** START **

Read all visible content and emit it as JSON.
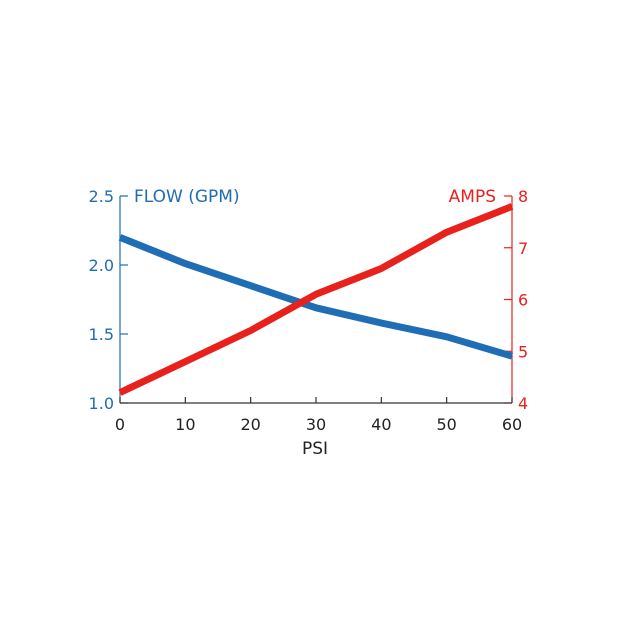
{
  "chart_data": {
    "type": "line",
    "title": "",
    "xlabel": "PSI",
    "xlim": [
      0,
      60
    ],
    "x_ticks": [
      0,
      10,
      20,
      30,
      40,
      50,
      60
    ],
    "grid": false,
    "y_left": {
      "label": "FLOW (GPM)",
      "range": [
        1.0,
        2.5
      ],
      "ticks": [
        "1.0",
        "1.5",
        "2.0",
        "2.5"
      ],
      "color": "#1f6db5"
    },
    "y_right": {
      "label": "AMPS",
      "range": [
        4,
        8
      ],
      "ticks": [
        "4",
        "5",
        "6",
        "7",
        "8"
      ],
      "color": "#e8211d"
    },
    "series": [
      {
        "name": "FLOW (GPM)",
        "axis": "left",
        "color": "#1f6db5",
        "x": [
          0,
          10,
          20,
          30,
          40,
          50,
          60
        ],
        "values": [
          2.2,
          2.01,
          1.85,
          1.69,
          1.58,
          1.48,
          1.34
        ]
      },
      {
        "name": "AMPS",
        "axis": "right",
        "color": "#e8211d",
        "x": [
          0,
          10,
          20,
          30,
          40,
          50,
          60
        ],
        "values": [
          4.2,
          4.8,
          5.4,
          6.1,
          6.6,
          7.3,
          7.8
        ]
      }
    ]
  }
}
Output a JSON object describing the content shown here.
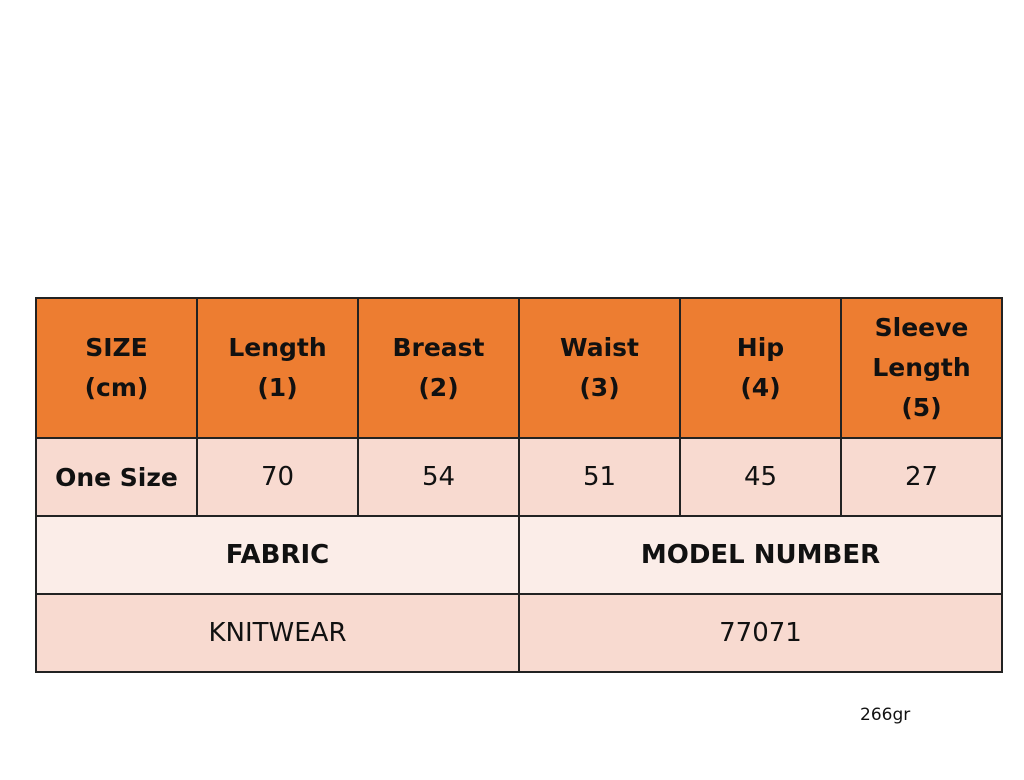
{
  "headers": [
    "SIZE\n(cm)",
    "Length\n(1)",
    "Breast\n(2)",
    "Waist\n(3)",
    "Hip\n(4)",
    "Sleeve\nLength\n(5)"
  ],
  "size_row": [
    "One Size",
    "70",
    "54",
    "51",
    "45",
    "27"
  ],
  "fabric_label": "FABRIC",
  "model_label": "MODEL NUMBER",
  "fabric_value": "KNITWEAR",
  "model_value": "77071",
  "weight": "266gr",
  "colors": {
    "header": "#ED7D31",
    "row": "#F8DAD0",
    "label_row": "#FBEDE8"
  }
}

** END **

» **WORK TO COMPLETE**: Repeat the entries exactly and keep the pictures out of the copy.

» **THE OUTPUT**:
Read all visible content and emit it as JSON.
{
  "chart_data": {
    "type": "line",
    "title": "",
    "xlabel": "PSI",
    "xlim": [
      0,
      60
    ],
    "x_ticks": [
      0,
      10,
      20,
      30,
      40,
      50,
      60
    ],
    "grid": false,
    "y_left": {
      "label": "FLOW (GPM)",
      "range": [
        1.0,
        2.5
      ],
      "ticks": [
        "1.0",
        "1.5",
        "2.0",
        "2.5"
      ],
      "color": "#1f6db5"
    },
    "y_right": {
      "label": "AMPS",
      "range": [
        4,
        8
      ],
      "ticks": [
        "4",
        "5",
        "6",
        "7",
        "8"
      ],
      "color": "#e8211d"
    },
    "series": [
      {
        "name": "FLOW (GPM)",
        "axis": "left",
        "color": "#1f6db5",
        "x": [
          0,
          10,
          20,
          30,
          40,
          50,
          60
        ],
        "values": [
          2.2,
          2.01,
          1.85,
          1.69,
          1.58,
          1.48,
          1.34
        ]
      },
      {
        "name": "AMPS",
        "axis": "right",
        "color": "#e8211d",
        "x": [
          0,
          10,
          20,
          30,
          40,
          50,
          60
        ],
        "values": [
          4.2,
          4.8,
          5.4,
          6.1,
          6.6,
          7.3,
          7.8
        ]
      }
    ]
  }
}
Output a JSON object describing the content shown here.
{
  "headers": [
    "SIZE\n(cm)",
    "Length\n(1)",
    "Breast\n(2)",
    "Waist\n(3)",
    "Hip\n(4)",
    "Sleeve\nLength\n(5)"
  ],
  "size_row": [
    "One Size",
    "70",
    "54",
    "51",
    "45",
    "27"
  ],
  "fabric_label": "FABRIC",
  "model_label": "MODEL NUMBER",
  "fabric_value": "KNITWEAR",
  "model_value": "77071",
  "weight": "266gr",
  "colors": {
    "header": "#ED7D31",
    "row": "#F8DAD0",
    "label_row": "#FBEDE8"
  }
}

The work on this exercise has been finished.